## begin SUPPLIED DATA

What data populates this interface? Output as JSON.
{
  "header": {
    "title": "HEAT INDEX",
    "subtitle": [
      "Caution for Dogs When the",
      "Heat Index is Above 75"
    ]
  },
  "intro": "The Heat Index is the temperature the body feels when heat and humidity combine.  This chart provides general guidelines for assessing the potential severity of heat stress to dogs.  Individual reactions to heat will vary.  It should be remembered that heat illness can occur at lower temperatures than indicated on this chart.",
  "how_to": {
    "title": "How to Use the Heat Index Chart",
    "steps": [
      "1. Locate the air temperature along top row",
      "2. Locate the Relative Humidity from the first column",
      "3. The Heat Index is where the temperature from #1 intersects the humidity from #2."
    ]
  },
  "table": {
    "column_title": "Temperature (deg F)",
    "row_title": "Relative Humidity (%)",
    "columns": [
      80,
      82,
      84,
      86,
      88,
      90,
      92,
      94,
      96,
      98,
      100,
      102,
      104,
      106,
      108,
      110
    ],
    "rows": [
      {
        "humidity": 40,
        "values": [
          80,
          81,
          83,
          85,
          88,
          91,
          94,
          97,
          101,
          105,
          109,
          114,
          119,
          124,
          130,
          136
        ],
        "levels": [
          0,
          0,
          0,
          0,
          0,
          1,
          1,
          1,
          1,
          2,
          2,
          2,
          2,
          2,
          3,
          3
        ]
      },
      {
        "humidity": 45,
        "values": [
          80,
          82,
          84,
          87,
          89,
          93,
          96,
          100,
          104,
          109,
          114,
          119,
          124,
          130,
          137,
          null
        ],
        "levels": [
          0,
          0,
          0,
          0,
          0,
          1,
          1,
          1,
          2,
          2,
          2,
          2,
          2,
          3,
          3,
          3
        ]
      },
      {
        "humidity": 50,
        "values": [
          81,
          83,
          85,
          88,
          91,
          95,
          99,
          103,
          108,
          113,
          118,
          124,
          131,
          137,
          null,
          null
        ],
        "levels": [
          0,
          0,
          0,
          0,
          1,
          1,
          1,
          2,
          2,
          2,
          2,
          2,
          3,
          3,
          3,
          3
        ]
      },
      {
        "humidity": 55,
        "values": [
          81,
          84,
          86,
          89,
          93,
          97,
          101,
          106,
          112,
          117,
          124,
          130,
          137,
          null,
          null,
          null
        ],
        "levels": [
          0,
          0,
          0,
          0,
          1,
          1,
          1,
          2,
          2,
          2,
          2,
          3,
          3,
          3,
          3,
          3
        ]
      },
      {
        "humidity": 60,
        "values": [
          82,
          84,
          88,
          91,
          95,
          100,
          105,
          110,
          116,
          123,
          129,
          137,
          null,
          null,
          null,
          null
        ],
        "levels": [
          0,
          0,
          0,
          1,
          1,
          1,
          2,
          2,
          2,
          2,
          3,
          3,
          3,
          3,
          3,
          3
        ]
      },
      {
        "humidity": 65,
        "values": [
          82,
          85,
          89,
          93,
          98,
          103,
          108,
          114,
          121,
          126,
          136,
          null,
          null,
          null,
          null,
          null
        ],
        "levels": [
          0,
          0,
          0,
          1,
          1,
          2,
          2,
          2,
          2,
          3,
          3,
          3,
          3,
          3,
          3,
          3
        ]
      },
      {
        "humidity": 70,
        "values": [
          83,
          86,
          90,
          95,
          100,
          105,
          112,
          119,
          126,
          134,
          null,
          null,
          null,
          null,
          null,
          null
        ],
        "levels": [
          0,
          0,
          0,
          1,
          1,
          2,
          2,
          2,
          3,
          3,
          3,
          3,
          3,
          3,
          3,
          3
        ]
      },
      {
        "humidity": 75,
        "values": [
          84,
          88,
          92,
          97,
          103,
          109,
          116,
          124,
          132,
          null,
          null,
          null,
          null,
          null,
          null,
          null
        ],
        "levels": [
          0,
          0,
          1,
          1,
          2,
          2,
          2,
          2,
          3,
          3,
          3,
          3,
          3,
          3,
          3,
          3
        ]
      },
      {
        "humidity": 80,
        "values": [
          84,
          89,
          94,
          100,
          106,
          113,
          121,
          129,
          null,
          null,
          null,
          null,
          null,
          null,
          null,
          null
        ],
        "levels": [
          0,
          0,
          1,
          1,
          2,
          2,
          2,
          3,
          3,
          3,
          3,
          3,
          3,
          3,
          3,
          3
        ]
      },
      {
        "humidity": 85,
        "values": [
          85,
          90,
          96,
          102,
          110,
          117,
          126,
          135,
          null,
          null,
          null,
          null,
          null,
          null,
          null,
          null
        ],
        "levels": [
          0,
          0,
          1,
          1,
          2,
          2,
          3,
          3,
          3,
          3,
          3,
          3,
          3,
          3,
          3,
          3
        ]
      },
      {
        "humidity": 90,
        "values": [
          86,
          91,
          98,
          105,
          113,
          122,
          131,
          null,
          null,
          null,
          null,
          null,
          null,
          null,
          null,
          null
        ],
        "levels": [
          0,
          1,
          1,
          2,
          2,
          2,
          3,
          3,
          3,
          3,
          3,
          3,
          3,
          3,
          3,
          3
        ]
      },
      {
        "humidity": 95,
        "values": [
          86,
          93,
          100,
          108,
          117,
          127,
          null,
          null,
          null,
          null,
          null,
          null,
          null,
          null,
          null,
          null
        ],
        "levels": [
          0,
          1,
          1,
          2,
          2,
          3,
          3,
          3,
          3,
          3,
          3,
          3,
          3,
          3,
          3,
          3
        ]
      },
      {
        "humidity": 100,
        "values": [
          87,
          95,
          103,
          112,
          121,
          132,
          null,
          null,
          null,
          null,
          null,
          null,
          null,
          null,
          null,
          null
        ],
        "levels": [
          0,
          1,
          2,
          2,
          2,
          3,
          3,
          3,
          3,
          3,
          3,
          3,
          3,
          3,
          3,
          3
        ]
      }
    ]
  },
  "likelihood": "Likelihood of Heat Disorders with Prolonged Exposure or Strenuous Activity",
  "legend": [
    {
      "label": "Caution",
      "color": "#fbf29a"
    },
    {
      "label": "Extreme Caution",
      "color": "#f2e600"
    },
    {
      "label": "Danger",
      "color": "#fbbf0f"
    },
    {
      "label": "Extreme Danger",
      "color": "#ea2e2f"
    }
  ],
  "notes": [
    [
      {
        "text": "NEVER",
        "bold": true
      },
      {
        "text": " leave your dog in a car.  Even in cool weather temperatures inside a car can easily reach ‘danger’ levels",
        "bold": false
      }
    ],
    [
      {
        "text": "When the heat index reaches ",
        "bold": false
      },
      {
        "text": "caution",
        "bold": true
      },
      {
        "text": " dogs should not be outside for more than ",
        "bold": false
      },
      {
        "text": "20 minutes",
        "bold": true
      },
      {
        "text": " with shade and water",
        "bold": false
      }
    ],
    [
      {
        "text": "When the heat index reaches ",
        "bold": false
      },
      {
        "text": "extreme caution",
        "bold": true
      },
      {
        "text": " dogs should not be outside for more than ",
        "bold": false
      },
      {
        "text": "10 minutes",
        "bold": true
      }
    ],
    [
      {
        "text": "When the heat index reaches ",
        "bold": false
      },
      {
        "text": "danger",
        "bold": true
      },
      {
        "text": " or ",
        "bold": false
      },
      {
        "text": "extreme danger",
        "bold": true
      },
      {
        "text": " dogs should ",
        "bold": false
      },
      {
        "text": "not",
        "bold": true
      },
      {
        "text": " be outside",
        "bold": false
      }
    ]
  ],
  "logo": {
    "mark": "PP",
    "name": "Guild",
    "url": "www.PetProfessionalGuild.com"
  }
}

## end SUPPLIED DATA

- **WRITTEN REQUEST**:
Reproduce each record shown above without altering a single word.

- **WRITTEN SOLUTION**:
What data populates this interface? Output as JSON.
{
  "header": {
    "title": "HEAT INDEX",
    "subtitle": [
      "Caution for Dogs When the",
      "Heat Index is Above 75"
    ]
  },
  "intro": "The Heat Index is the temperature the body feels when heat and humidity combine.  This chart provides general guidelines for assessing the potential severity of heat stress to dogs.  Individual reactions to heat will vary.  It should be remembered that heat illness can occur at lower temperatures than indicated on this chart.",
  "how_to": {
    "title": "How to Use the Heat Index Chart",
    "steps": [
      "1. Locate the air temperature along top row",
      "2. Locate the Relative Humidity from the first column",
      "3. The Heat Index is where the temperature from #1 intersects the humidity from #2."
    ]
  },
  "table": {
    "column_title": "Temperature (deg F)",
    "row_title": "Relative Humidity (%)",
    "columns": [
      80,
      82,
      84,
      86,
      88,
      90,
      92,
      94,
      96,
      98,
      100,
      102,
      104,
      106,
      108,
      110
    ],
    "rows": [
      {
        "humidity": 40,
        "values": [
          80,
          81,
          83,
          85,
          88,
          91,
          94,
          97,
          101,
          105,
          109,
          114,
          119,
          124,
          130,
          136
        ],
        "levels": [
          0,
          0,
          0,
          0,
          0,
          1,
          1,
          1,
          1,
          2,
          2,
          2,
          2,
          2,
          3,
          3
        ]
      },
      {
        "humidity": 45,
        "values": [
          80,
          82,
          84,
          87,
          89,
          93,
          96,
          100,
          104,
          109,
          114,
          119,
          124,
          130,
          137,
          null
        ],
        "levels": [
          0,
          0,
          0,
          0,
          0,
          1,
          1,
          1,
          2,
          2,
          2,
          2,
          2,
          3,
          3,
          3
        ]
      },
      {
        "humidity": 50,
        "values": [
          81,
          83,
          85,
          88,
          91,
          95,
          99,
          103,
          108,
          113,
          118,
          124,
          131,
          137,
          null,
          null
        ],
        "levels": [
          0,
          0,
          0,
          0,
          1,
          1,
          1,
          2,
          2,
          2,
          2,
          2,
          3,
          3,
          3,
          3
        ]
      },
      {
        "humidity": 55,
        "values": [
          81,
          84,
          86,
          89,
          93,
          97,
          101,
          106,
          112,
          117,
          124,
          130,
          137,
          null,
          null,
          null
        ],
        "levels": [
          0,
          0,
          0,
          0,
          1,
          1,
          1,
          2,
          2,
          2,
          2,
          3,
          3,
          3,
          3,
          3
        ]
      },
      {
        "humidity": 60,
        "values": [
          82,
          84,
          88,
          91,
          95,
          100,
          105,
          110,
          116,
          123,
          129,
          137,
          null,
          null,
          null,
          null
        ],
        "levels": [
          0,
          0,
          0,
          1,
          1,
          1,
          2,
          2,
          2,
          2,
          3,
          3,
          3,
          3,
          3,
          3
        ]
      },
      {
        "humidity": 65,
        "values": [
          82,
          85,
          89,
          93,
          98,
          103,
          108,
          114,
          121,
          126,
          136,
          null,
          null,
          null,
          null,
          null
        ],
        "levels": [
          0,
          0,
          0,
          1,
          1,
          2,
          2,
          2,
          2,
          3,
          3,
          3,
          3,
          3,
          3,
          3
        ]
      },
      {
        "humidity": 70,
        "values": [
          83,
          86,
          90,
          95,
          100,
          105,
          112,
          119,
          126,
          134,
          null,
          null,
          null,
          null,
          null,
          null
        ],
        "levels": [
          0,
          0,
          0,
          1,
          1,
          2,
          2,
          2,
          3,
          3,
          3,
          3,
          3,
          3,
          3,
          3
        ]
      },
      {
        "humidity": 75,
        "values": [
          84,
          88,
          92,
          97,
          103,
          109,
          116,
          124,
          132,
          null,
          null,
          null,
          null,
          null,
          null,
          null
        ],
        "levels": [
          0,
          0,
          1,
          1,
          2,
          2,
          2,
          2,
          3,
          3,
          3,
          3,
          3,
          3,
          3,
          3
        ]
      },
      {
        "humidity": 80,
        "values": [
          84,
          89,
          94,
          100,
          106,
          113,
          121,
          129,
          null,
          null,
          null,
          null,
          null,
          null,
          null,
          null
        ],
        "levels": [
          0,
          0,
          1,
          1,
          2,
          2,
          2,
          3,
          3,
          3,
          3,
          3,
          3,
          3,
          3,
          3
        ]
      },
      {
        "humidity": 85,
        "values": [
          85,
          90,
          96,
          102,
          110,
          117,
          126,
          135,
          null,
          null,
          null,
          null,
          null,
          null,
          null,
          null
        ],
        "levels": [
          0,
          0,
          1,
          1,
          2,
          2,
          3,
          3,
          3,
          3,
          3,
          3,
          3,
          3,
          3,
          3
        ]
      },
      {
        "humidity": 90,
        "values": [
          86,
          91,
          98,
          105,
          113,
          122,
          131,
          null,
          null,
          null,
          null,
          null,
          null,
          null,
          null,
          null
        ],
        "levels": [
          0,
          1,
          1,
          2,
          2,
          2,
          3,
          3,
          3,
          3,
          3,
          3,
          3,
          3,
          3,
          3
        ]
      },
      {
        "humidity": 95,
        "values": [
          86,
          93,
          100,
          108,
          117,
          127,
          null,
          null,
          null,
          null,
          null,
          null,
          null,
          null,
          null,
          null
        ],
        "levels": [
          0,
          1,
          1,
          2,
          2,
          3,
          3,
          3,
          3,
          3,
          3,
          3,
          3,
          3,
          3,
          3
        ]
      },
      {
        "humidity": 100,
        "values": [
          87,
          95,
          103,
          112,
          121,
          132,
          null,
          null,
          null,
          null,
          null,
          null,
          null,
          null,
          null,
          null
        ],
        "levels": [
          0,
          1,
          2,
          2,
          2,
          3,
          3,
          3,
          3,
          3,
          3,
          3,
          3,
          3,
          3,
          3
        ]
      }
    ]
  },
  "likelihood": "Likelihood of Heat Disorders with Prolonged Exposure or Strenuous Activity",
  "legend": [
    {
      "label": "Caution",
      "color": "#fbf29a"
    },
    {
      "label": "Extreme Caution",
      "color": "#f2e600"
    },
    {
      "label": "Danger",
      "color": "#fbbf0f"
    },
    {
      "label": "Extreme Danger",
      "color": "#ea2e2f"
    }
  ],
  "notes": [
    [
      {
        "text": "NEVER",
        "bold": true
      },
      {
        "text": " leave your dog in a car.  Even in cool weather temperatures inside a car can easily reach ‘danger’ levels",
        "bold": false
      }
    ],
    [
      {
        "text": "When the heat index reaches ",
        "bold": false
      },
      {
        "text": "caution",
        "bold": true
      },
      {
        "text": " dogs should not be outside for more than ",
        "bold": false
      },
      {
        "text": "20 minutes",
        "bold": true
      },
      {
        "text": " with shade and water",
        "bold": false
      }
    ],
    [
      {
        "text": "When the heat index reaches ",
        "bold": false
      },
      {
        "text": "extreme caution",
        "bold": true
      },
      {
        "text": " dogs should not be outside for more than ",
        "bold": false
      },
      {
        "text": "10 minutes",
        "bold": true
      }
    ],
    [
      {
        "text": "When the heat index reaches ",
        "bold": false
      },
      {
        "text": "danger",
        "bold": true
      },
      {
        "text": " or ",
        "bold": false
      },
      {
        "text": "extreme danger",
        "bold": true
      },
      {
        "text": " dogs should ",
        "bold": false
      },
      {
        "text": "not",
        "bold": true
      },
      {
        "text": " be outside",
        "bold": false
      }
    ]
  ],
  "logo": {
    "mark": "PP",
    "name": "Guild",
    "url": "www.PetProfessionalGuild.com"
  }
}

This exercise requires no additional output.